[Start]

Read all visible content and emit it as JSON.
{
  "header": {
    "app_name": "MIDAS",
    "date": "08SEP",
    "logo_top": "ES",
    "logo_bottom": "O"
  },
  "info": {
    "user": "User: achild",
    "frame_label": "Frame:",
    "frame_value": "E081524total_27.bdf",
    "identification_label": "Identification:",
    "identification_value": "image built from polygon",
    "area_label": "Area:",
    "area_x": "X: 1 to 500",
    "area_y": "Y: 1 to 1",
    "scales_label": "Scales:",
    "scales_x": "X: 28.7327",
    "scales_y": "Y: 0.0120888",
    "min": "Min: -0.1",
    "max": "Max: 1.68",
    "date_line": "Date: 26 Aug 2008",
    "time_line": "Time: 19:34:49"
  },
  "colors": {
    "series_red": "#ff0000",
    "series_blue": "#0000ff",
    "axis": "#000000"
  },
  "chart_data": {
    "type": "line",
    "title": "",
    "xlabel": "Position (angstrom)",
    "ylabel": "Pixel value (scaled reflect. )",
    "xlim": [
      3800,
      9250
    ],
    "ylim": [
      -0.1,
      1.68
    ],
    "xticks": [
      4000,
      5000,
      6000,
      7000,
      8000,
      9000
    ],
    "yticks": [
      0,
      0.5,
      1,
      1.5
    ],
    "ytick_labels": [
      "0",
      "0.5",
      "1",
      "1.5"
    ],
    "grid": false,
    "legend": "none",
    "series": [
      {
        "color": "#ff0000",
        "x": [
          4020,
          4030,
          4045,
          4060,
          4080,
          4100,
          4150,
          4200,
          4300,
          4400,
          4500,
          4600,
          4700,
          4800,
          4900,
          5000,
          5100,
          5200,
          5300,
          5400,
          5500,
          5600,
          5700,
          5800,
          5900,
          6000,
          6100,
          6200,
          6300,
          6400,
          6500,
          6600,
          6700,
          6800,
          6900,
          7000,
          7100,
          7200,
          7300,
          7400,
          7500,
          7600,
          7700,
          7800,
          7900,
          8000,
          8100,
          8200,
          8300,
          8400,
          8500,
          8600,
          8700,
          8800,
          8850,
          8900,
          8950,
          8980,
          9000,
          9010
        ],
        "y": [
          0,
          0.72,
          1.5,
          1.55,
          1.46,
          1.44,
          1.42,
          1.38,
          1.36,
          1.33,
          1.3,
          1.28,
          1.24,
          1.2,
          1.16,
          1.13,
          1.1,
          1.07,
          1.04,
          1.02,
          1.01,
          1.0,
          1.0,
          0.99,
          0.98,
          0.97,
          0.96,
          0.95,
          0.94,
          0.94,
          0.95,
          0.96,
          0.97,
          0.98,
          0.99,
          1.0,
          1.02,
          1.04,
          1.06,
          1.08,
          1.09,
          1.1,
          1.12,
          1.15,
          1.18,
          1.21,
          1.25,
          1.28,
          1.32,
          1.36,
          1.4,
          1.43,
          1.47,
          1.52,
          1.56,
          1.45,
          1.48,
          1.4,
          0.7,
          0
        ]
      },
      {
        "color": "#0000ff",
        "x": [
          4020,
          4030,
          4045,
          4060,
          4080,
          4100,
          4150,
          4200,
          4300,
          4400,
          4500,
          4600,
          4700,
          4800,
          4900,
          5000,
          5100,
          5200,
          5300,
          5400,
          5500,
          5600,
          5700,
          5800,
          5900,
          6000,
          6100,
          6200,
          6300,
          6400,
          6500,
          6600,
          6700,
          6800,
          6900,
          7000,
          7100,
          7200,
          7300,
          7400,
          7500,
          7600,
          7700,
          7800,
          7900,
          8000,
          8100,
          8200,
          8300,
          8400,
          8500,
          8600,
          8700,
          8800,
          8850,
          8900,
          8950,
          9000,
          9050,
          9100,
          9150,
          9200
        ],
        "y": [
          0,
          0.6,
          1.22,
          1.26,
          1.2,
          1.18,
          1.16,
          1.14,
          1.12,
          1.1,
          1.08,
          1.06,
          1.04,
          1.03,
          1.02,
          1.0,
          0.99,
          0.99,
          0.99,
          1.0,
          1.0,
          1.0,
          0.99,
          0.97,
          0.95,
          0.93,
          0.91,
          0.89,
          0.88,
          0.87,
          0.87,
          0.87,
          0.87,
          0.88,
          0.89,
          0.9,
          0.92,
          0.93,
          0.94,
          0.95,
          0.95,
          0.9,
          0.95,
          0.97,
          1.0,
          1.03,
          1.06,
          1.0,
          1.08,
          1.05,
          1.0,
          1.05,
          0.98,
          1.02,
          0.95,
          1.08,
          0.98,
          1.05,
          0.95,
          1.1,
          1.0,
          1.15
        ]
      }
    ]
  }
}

[End]

Given instruction: Return every record, word for word.

Exercise answer:
Read all visible content and emit it as JSON.
{
  "header": {
    "app_name": "MIDAS",
    "date": "08SEP",
    "logo_top": "ES",
    "logo_bottom": "O"
  },
  "info": {
    "user": "User: achild",
    "frame_label": "Frame:",
    "frame_value": "E081524total_27.bdf",
    "identification_label": "Identification:",
    "identification_value": "image built from polygon",
    "area_label": "Area:",
    "area_x": "X: 1 to 500",
    "area_y": "Y: 1 to 1",
    "scales_label": "Scales:",
    "scales_x": "X: 28.7327",
    "scales_y": "Y: 0.0120888",
    "min": "Min: -0.1",
    "max": "Max: 1.68",
    "date_line": "Date: 26 Aug 2008",
    "time_line": "Time: 19:34:49"
  },
  "colors": {
    "series_red": "#ff0000",
    "series_blue": "#0000ff",
    "axis": "#000000"
  },
  "chart_data": {
    "type": "line",
    "title": "",
    "xlabel": "Position (angstrom)",
    "ylabel": "Pixel value (scaled reflect. )",
    "xlim": [
      3800,
      9250
    ],
    "ylim": [
      -0.1,
      1.68
    ],
    "xticks": [
      4000,
      5000,
      6000,
      7000,
      8000,
      9000
    ],
    "yticks": [
      0,
      0.5,
      1,
      1.5
    ],
    "ytick_labels": [
      "0",
      "0.5",
      "1",
      "1.5"
    ],
    "grid": false,
    "legend": "none",
    "series": [
      {
        "color": "#ff0000",
        "x": [
          4020,
          4030,
          4045,
          4060,
          4080,
          4100,
          4150,
          4200,
          4300,
          4400,
          4500,
          4600,
          4700,
          4800,
          4900,
          5000,
          5100,
          5200,
          5300,
          5400,
          5500,
          5600,
          5700,
          5800,
          5900,
          6000,
          6100,
          6200,
          6300,
          6400,
          6500,
          6600,
          6700,
          6800,
          6900,
          7000,
          7100,
          7200,
          7300,
          7400,
          7500,
          7600,
          7700,
          7800,
          7900,
          8000,
          8100,
          8200,
          8300,
          8400,
          8500,
          8600,
          8700,
          8800,
          8850,
          8900,
          8950,
          8980,
          9000,
          9010
        ],
        "y": [
          0,
          0.72,
          1.5,
          1.55,
          1.46,
          1.44,
          1.42,
          1.38,
          1.36,
          1.33,
          1.3,
          1.28,
          1.24,
          1.2,
          1.16,
          1.13,
          1.1,
          1.07,
          1.04,
          1.02,
          1.01,
          1.0,
          1.0,
          0.99,
          0.98,
          0.97,
          0.96,
          0.95,
          0.94,
          0.94,
          0.95,
          0.96,
          0.97,
          0.98,
          0.99,
          1.0,
          1.02,
          1.04,
          1.06,
          1.08,
          1.09,
          1.1,
          1.12,
          1.15,
          1.18,
          1.21,
          1.25,
          1.28,
          1.32,
          1.36,
          1.4,
          1.43,
          1.47,
          1.52,
          1.56,
          1.45,
          1.48,
          1.4,
          0.7,
          0
        ]
      },
      {
        "color": "#0000ff",
        "x": [
          4020,
          4030,
          4045,
          4060,
          4080,
          4100,
          4150,
          4200,
          4300,
          4400,
          4500,
          4600,
          4700,
          4800,
          4900,
          5000,
          5100,
          5200,
          5300,
          5400,
          5500,
          5600,
          5700,
          5800,
          5900,
          6000,
          6100,
          6200,
          6300,
          6400,
          6500,
          6600,
          6700,
          6800,
          6900,
          7000,
          7100,
          7200,
          7300,
          7400,
          7500,
          7600,
          7700,
          7800,
          7900,
          8000,
          8100,
          8200,
          8300,
          8400,
          8500,
          8600,
          8700,
          8800,
          8850,
          8900,
          8950,
          9000,
          9050,
          9100,
          9150,
          9200
        ],
        "y": [
          0,
          0.6,
          1.22,
          1.26,
          1.2,
          1.18,
          1.16,
          1.14,
          1.12,
          1.1,
          1.08,
          1.06,
          1.04,
          1.03,
          1.02,
          1.0,
          0.99,
          0.99,
          0.99,
          1.0,
          1.0,
          1.0,
          0.99,
          0.97,
          0.95,
          0.93,
          0.91,
          0.89,
          0.88,
          0.87,
          0.87,
          0.87,
          0.87,
          0.88,
          0.89,
          0.9,
          0.92,
          0.93,
          0.94,
          0.95,
          0.95,
          0.9,
          0.95,
          0.97,
          1.0,
          1.03,
          1.06,
          1.0,
          1.08,
          1.05,
          1.0,
          1.05,
          0.98,
          1.02,
          0.95,
          1.08,
          0.98,
          1.05,
          0.95,
          1.1,
          1.0,
          1.15
        ]
      }
    ]
  }
}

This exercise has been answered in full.